→ **Do this**
Lines that contain the string "рождением" are to be copied; leave out all others.

##### Dataset excerpts

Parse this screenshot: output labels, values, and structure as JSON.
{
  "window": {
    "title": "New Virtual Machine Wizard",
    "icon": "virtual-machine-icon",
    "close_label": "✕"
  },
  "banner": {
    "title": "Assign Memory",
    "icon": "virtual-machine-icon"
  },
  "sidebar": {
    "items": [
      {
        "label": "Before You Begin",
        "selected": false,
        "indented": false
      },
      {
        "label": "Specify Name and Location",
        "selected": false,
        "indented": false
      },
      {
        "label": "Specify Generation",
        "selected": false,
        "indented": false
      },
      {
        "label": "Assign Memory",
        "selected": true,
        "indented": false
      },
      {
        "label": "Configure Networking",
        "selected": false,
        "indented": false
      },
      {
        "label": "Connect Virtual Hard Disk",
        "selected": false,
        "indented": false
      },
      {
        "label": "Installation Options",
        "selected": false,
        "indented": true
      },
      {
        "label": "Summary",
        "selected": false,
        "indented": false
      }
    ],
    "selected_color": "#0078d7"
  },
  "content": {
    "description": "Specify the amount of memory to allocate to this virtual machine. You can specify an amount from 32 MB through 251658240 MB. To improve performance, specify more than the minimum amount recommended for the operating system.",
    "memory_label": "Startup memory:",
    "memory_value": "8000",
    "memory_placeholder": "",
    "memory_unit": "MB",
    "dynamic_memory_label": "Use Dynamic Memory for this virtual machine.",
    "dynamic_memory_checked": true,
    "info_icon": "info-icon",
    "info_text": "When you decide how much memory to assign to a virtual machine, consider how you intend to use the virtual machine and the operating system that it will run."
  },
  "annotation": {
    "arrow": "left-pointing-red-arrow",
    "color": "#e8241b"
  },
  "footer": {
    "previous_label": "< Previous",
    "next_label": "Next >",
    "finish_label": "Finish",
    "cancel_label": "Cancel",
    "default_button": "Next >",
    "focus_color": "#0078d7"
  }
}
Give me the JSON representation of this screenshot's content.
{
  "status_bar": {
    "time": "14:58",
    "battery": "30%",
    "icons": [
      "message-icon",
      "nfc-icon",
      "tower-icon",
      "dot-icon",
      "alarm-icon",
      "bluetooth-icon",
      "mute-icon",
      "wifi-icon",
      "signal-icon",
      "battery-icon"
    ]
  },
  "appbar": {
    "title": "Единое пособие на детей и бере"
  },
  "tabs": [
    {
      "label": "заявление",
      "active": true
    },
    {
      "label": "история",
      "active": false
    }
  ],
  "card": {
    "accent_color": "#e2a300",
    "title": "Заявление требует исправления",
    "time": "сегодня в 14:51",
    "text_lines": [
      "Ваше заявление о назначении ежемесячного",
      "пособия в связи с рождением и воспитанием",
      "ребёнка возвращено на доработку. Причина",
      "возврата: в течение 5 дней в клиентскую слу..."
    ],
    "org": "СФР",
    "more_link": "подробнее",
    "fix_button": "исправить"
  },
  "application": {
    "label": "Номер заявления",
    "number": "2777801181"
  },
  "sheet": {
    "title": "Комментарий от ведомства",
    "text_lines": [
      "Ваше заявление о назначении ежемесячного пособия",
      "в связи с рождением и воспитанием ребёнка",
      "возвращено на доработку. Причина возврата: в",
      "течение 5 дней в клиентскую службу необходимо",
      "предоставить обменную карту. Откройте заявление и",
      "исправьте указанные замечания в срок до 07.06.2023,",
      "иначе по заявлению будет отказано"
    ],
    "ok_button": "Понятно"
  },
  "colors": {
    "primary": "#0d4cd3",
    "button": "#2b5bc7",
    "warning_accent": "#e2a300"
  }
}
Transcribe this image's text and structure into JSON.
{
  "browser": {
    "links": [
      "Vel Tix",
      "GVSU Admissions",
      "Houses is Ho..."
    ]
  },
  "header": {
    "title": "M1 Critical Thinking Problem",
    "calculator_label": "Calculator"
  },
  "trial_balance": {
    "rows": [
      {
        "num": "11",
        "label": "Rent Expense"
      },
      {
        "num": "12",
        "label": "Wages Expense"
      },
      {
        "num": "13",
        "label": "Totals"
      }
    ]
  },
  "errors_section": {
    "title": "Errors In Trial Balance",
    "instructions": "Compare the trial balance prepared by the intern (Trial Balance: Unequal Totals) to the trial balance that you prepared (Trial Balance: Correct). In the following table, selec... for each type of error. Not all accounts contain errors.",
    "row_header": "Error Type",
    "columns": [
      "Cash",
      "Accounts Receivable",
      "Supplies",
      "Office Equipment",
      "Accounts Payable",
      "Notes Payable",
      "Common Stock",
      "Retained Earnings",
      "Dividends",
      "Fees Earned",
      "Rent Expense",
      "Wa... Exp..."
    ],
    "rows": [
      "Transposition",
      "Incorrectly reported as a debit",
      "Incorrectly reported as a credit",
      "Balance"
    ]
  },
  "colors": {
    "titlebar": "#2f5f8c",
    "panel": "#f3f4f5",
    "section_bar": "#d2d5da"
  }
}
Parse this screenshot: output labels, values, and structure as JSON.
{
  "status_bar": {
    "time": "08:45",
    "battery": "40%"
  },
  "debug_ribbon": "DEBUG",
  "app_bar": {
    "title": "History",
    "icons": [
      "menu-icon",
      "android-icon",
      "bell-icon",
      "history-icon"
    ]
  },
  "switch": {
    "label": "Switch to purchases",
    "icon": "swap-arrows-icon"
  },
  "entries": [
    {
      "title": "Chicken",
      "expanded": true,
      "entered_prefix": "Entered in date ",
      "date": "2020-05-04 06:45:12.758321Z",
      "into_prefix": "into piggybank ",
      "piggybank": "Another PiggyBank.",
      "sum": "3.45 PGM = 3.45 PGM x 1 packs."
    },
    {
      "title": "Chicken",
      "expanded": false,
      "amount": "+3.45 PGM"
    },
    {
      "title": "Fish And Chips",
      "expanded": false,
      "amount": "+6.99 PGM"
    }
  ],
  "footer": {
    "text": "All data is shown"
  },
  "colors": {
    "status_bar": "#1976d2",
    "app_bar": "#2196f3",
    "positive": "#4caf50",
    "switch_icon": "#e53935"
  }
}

##########

→ **Written answer**
      "пособия в связи с рождением и воспитанием",
      "в связи с рождением и воспитанием ребёнка",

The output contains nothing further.